» **Work to do**:
Only a number is required: how many lines of the material contain the word "JSON"?
BEGIN Given records
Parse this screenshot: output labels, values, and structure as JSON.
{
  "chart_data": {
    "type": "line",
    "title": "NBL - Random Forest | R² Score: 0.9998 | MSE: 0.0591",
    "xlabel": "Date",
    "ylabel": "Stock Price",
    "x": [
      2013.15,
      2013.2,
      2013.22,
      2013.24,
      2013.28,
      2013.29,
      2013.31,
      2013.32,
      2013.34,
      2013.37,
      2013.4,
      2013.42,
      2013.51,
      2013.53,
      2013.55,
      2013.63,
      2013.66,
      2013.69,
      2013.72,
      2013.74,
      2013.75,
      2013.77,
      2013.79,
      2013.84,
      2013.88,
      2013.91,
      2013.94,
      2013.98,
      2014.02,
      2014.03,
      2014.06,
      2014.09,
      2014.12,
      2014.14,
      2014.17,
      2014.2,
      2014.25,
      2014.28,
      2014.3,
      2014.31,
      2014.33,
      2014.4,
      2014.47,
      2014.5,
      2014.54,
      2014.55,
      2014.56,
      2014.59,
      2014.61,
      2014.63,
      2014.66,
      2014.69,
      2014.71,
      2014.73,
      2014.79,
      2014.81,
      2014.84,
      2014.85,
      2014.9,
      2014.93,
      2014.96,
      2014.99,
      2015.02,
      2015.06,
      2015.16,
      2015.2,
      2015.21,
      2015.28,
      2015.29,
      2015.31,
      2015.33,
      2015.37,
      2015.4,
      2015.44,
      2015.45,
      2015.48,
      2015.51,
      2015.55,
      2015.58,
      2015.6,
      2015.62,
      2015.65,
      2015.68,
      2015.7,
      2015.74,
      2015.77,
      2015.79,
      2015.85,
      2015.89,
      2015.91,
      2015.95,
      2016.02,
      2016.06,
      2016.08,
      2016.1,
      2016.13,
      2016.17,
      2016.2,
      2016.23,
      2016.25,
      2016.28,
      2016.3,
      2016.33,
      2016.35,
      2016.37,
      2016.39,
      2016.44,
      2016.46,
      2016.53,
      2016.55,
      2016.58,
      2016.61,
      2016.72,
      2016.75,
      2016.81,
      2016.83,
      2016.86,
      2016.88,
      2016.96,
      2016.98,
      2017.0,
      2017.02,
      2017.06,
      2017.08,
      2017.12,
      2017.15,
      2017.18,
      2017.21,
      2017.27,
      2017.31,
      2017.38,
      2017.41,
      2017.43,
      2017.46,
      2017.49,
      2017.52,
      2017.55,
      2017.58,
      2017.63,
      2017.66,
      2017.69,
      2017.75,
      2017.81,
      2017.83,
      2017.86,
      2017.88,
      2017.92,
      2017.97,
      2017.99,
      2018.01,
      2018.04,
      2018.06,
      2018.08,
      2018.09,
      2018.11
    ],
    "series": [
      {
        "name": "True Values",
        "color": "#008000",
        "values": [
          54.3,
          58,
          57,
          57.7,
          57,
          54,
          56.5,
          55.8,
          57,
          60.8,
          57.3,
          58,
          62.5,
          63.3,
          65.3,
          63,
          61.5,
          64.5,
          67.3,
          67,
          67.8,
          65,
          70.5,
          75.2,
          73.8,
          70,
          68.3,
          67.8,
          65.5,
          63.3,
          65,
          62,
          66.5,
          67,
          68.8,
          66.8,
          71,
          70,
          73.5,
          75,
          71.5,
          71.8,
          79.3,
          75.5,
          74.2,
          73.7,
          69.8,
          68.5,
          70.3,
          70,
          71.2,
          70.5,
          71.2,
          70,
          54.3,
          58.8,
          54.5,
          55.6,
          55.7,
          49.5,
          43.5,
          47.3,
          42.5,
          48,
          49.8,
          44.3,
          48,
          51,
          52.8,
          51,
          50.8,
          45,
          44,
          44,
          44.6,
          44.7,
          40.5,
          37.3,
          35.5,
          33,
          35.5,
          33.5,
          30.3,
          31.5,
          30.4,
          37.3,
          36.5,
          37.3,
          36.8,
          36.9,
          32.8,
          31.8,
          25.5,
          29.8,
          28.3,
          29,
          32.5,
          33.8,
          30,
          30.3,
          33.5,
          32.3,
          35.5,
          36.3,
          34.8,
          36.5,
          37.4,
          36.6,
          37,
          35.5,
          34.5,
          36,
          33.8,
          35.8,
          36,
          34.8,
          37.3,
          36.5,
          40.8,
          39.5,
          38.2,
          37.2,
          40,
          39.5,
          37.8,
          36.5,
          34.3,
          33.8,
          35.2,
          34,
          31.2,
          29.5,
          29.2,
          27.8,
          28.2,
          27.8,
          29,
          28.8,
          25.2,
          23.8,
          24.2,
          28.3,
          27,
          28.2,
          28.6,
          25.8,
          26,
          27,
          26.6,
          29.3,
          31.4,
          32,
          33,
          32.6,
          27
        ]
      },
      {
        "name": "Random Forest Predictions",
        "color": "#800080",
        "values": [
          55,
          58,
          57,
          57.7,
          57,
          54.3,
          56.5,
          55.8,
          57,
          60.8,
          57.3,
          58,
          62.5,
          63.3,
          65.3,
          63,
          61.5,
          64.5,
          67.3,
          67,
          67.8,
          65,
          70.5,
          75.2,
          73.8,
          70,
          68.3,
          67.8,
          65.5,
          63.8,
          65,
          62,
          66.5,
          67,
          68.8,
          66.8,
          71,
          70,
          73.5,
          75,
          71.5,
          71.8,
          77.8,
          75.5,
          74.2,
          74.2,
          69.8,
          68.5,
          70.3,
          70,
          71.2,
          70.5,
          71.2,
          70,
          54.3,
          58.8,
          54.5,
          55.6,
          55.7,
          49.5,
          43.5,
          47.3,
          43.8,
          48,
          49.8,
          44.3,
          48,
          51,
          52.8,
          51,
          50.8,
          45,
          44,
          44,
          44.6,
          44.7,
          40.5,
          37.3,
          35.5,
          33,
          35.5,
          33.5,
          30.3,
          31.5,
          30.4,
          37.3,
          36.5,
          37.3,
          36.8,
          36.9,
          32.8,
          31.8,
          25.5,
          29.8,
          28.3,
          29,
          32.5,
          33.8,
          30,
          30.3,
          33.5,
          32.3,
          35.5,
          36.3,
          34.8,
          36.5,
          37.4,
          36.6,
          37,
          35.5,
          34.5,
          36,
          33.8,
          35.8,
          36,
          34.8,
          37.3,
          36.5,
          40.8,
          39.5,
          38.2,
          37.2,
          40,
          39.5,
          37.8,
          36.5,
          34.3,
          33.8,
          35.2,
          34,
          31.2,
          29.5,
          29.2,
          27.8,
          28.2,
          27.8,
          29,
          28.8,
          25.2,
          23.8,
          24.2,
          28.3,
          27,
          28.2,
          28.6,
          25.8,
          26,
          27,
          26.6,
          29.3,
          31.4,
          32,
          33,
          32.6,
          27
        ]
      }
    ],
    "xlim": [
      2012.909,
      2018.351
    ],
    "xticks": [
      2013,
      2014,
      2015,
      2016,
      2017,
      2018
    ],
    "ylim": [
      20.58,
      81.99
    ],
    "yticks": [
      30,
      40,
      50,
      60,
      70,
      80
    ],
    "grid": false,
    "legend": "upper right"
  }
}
END Given records
BEGIN Given records
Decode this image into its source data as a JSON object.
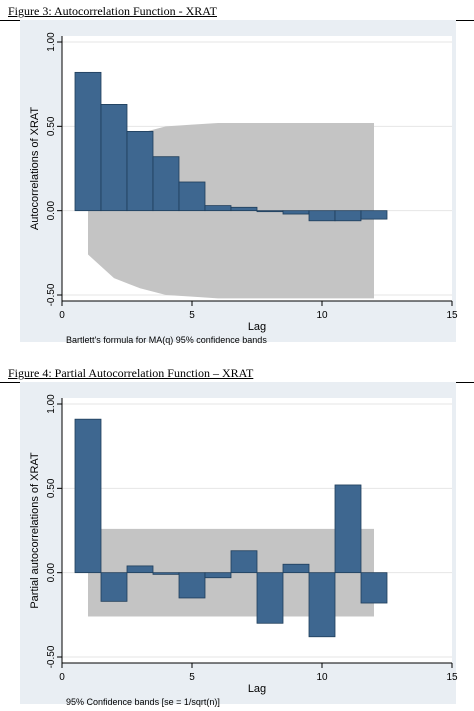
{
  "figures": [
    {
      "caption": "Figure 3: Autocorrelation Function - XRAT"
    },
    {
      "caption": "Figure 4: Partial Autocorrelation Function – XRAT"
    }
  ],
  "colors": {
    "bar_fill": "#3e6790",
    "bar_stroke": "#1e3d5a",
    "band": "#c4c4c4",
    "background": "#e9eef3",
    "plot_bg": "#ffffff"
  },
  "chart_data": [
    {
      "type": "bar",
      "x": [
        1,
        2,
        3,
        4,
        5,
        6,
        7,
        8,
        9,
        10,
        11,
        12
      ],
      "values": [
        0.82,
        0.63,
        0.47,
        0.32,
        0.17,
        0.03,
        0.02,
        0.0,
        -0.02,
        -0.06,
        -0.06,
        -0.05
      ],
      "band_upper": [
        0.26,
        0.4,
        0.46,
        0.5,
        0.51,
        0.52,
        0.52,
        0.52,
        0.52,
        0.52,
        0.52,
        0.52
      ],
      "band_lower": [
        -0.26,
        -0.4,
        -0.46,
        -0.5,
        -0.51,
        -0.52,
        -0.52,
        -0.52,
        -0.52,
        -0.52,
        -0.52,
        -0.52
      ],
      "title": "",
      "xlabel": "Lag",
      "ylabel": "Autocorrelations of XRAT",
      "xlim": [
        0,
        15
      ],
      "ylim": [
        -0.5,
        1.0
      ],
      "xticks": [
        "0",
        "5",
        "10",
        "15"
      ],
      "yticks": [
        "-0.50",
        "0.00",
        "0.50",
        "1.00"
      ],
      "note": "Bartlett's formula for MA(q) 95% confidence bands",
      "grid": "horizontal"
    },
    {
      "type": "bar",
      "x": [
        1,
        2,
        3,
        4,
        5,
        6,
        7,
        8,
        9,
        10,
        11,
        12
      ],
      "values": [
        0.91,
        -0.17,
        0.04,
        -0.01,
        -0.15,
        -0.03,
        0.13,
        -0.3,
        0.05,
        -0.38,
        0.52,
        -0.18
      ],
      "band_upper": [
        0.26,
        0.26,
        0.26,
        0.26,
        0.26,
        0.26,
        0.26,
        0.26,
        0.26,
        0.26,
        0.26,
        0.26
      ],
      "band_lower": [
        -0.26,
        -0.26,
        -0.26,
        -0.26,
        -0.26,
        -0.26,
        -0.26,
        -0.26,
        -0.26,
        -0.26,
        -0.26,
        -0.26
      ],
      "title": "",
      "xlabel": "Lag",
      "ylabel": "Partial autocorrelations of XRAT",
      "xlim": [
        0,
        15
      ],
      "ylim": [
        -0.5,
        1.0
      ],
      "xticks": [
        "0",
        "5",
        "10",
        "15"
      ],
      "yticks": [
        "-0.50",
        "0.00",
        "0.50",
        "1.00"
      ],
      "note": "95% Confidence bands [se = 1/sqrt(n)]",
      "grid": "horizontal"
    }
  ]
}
END Given records
» **Solution below**:
2